+++ Input data +++

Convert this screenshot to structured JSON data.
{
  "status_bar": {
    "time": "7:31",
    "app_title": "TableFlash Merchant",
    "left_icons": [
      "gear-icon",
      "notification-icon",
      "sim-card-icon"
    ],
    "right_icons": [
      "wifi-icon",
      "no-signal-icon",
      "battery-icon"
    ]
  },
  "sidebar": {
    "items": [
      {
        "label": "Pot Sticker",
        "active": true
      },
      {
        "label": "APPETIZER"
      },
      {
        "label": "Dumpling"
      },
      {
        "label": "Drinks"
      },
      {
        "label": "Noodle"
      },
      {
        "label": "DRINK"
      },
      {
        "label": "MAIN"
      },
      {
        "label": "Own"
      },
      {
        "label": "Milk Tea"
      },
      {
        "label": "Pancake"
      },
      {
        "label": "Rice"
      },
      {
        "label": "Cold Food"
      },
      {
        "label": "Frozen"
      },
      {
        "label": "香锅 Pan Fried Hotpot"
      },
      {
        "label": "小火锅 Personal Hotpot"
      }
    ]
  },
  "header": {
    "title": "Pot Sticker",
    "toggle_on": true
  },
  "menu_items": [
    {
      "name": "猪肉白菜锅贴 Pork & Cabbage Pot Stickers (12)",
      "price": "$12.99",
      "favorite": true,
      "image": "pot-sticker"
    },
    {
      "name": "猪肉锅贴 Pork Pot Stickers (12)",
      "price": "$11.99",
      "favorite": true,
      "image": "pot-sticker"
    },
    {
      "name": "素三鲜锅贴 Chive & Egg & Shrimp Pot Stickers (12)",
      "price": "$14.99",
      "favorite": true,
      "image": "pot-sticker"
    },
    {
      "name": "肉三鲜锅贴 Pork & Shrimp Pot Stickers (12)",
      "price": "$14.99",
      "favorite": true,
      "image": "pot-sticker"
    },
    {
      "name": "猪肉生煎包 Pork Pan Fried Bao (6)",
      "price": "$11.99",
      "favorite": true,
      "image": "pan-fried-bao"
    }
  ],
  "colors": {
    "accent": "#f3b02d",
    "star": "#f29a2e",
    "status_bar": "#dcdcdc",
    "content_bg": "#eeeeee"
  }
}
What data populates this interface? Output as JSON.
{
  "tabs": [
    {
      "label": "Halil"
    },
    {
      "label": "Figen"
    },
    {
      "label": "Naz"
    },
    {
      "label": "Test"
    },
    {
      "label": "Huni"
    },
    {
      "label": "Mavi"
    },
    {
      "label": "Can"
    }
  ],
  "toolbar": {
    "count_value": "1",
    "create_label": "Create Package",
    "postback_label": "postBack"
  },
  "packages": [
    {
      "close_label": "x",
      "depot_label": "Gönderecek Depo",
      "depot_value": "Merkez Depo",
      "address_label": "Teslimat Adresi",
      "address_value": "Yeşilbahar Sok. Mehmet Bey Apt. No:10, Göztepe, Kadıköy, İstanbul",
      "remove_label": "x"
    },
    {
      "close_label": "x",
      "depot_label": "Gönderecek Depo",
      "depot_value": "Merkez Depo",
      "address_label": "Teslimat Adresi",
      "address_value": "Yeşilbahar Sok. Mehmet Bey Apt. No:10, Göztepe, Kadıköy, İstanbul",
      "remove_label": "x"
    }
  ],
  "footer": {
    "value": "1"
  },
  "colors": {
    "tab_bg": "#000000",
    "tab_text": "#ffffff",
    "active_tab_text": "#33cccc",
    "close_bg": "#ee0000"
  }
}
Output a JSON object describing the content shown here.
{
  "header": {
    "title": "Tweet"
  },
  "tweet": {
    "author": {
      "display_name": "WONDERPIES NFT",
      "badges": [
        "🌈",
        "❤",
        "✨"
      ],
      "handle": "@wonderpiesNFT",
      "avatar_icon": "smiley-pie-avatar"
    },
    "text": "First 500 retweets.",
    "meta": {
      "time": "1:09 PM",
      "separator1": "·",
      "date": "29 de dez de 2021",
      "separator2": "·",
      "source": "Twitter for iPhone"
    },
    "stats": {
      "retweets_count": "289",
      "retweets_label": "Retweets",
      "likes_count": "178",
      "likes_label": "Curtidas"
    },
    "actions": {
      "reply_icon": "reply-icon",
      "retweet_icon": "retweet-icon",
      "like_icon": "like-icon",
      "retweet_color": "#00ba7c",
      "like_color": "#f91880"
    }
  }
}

+++

The problem :: Give the number of lines in the material above that have the word "Stickers" in them, and nothing more.

Result of the exercise :: 4